Collected data
>>>
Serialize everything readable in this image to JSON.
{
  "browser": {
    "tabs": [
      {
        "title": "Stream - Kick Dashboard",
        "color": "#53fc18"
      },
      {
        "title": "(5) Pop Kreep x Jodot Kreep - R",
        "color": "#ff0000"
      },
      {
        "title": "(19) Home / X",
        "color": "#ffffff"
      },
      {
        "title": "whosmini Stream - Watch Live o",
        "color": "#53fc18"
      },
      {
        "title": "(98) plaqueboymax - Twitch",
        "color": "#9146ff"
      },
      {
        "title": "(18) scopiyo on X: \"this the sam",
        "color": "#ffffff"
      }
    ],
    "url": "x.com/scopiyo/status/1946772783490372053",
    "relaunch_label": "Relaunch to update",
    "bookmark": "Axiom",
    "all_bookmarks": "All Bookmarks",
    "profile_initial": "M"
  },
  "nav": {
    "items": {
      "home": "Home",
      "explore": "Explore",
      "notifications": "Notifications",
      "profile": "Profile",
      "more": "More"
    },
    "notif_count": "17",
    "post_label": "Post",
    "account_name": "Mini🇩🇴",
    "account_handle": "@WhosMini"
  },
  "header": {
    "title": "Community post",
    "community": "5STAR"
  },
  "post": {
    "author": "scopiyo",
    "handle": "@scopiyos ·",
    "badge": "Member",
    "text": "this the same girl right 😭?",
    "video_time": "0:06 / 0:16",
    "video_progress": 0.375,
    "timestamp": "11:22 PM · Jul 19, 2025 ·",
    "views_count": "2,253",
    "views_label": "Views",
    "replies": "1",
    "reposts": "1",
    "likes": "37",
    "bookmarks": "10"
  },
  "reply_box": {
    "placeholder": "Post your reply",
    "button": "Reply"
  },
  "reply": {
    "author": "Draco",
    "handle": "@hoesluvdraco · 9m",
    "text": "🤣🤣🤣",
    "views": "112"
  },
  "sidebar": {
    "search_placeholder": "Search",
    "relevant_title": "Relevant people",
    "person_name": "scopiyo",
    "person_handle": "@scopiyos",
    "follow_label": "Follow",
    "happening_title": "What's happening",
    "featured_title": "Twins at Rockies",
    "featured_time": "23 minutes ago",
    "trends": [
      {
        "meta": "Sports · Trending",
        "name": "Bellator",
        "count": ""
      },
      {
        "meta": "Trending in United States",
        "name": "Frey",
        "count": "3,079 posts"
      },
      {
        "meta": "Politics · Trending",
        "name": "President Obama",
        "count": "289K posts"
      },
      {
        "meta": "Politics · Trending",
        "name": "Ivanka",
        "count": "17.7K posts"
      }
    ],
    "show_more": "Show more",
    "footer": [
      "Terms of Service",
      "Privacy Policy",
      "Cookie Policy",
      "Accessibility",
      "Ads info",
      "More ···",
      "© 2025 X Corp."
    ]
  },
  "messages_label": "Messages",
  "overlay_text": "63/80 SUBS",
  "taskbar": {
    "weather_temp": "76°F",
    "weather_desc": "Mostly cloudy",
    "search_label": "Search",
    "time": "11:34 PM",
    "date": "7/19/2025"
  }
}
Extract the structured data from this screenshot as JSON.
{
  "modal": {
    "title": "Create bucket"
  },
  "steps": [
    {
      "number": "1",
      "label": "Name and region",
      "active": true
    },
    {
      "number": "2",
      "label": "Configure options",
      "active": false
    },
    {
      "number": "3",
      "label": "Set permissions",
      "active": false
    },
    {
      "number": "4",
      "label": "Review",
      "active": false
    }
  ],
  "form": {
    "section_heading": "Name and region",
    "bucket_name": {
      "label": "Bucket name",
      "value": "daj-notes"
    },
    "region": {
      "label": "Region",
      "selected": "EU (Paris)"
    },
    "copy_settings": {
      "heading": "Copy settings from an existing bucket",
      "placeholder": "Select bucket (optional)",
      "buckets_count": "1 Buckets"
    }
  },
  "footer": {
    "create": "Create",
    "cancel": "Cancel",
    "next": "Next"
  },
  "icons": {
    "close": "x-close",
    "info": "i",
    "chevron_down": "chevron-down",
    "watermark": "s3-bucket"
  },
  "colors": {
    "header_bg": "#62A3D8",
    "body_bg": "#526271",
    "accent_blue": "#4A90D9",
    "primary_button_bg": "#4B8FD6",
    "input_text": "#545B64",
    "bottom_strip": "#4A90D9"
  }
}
<<<
Retype the listing above in full, with no alterations.

Serialize everything readable in this image to JSON.
{
  "browser": {
    "tabs": [
      {
        "title": "Stream - Kick Dashboard",
        "color": "#53fc18"
      },
      {
        "title": "(5) Pop Kreep x Jodot Kreep - R",
        "color": "#ff0000"
      },
      {
        "title": "(19) Home / X",
        "color": "#ffffff"
      },
      {
        "title": "whosmini Stream - Watch Live o",
        "color": "#53fc18"
      },
      {
        "title": "(98) plaqueboymax - Twitch",
        "color": "#9146ff"
      },
      {
        "title": "(18) scopiyo on X: \"this the sam",
        "color": "#ffffff"
      }
    ],
    "url": "x.com/scopiyo/status/1946772783490372053",
    "relaunch_label": "Relaunch to update",
    "bookmark": "Axiom",
    "all_bookmarks": "All Bookmarks",
    "profile_initial": "M"
  },
  "nav": {
    "items": {
      "home": "Home",
      "explore": "Explore",
      "notifications": "Notifications",
      "profile": "Profile",
      "more": "More"
    },
    "notif_count": "17",
    "post_label": "Post",
    "account_name": "Mini🇩🇴",
    "account_handle": "@WhosMini"
  },
  "header": {
    "title": "Community post",
    "community": "5STAR"
  },
  "post": {
    "author": "scopiyo",
    "handle": "@scopiyos ·",
    "badge": "Member",
    "text": "this the same girl right 😭?",
    "video_time": "0:06 / 0:16",
    "video_progress": 0.375,
    "timestamp": "11:22 PM · Jul 19, 2025 ·",
    "views_count": "2,253",
    "views_label": "Views",
    "replies": "1",
    "reposts": "1",
    "likes": "37",
    "bookmarks": "10"
  },
  "reply_box": {
    "placeholder": "Post your reply",
    "button": "Reply"
  },
  "reply": {
    "author": "Draco",
    "handle": "@hoesluvdraco · 9m",
    "text": "🤣🤣🤣",
    "views": "112"
  },
  "sidebar": {
    "search_placeholder": "Search",
    "relevant_title": "Relevant people",
    "person_name": "scopiyo",
    "person_handle": "@scopiyos",
    "follow_label": "Follow",
    "happening_title": "What's happening",
    "featured_title": "Twins at Rockies",
    "featured_time": "23 minutes ago",
    "trends": [
      {
        "meta": "Sports · Trending",
        "name": "Bellator",
        "count": ""
      },
      {
        "meta": "Trending in United States",
        "name": "Frey",
        "count": "3,079 posts"
      },
      {
        "meta": "Politics · Trending",
        "name": "President Obama",
        "count": "289K posts"
      },
      {
        "meta": "Politics · Trending",
        "name": "Ivanka",
        "count": "17.7K posts"
      }
    ],
    "show_more": "Show more",
    "footer": [
      "Terms of Service",
      "Privacy Policy",
      "Cookie Policy",
      "Accessibility",
      "Ads info",
      "More ···",
      "© 2025 X Corp."
    ]
  },
  "messages_label": "Messages",
  "overlay_text": "63/80 SUBS",
  "taskbar": {
    "weather_temp": "76°F",
    "weather_desc": "Mostly cloudy",
    "search_label": "Search",
    "time": "11:34 PM",
    "date": "7/19/2025"
  }
}
Extract the structured data from this screenshot as JSON.
{
  "modal": {
    "title": "Create bucket"
  },
  "steps": [
    {
      "number": "1",
      "label": "Name and region",
      "active": true
    },
    {
      "number": "2",
      "label": "Configure options",
      "active": false
    },
    {
      "number": "3",
      "label": "Set permissions",
      "active": false
    },
    {
      "number": "4",
      "label": "Review",
      "active": false
    }
  ],
  "form": {
    "section_heading": "Name and region",
    "bucket_name": {
      "label": "Bucket name",
      "value": "daj-notes"
    },
    "region": {
      "label": "Region",
      "selected": "EU (Paris)"
    },
    "copy_settings": {
      "heading": "Copy settings from an existing bucket",
      "placeholder": "Select bucket (optional)",
      "buckets_count": "1 Buckets"
    }
  },
  "footer": {
    "create": "Create",
    "cancel": "Cancel",
    "next": "Next"
  },
  "icons": {
    "close": "x-close",
    "info": "i",
    "chevron_down": "chevron-down",
    "watermark": "s3-bucket"
  },
  "colors": {
    "header_bg": "#62A3D8",
    "body_bg": "#526271",
    "accent_blue": "#4A90D9",
    "primary_button_bg": "#4B8FD6",
    "input_text": "#545B64",
    "bottom_strip": "#4A90D9"
  }
}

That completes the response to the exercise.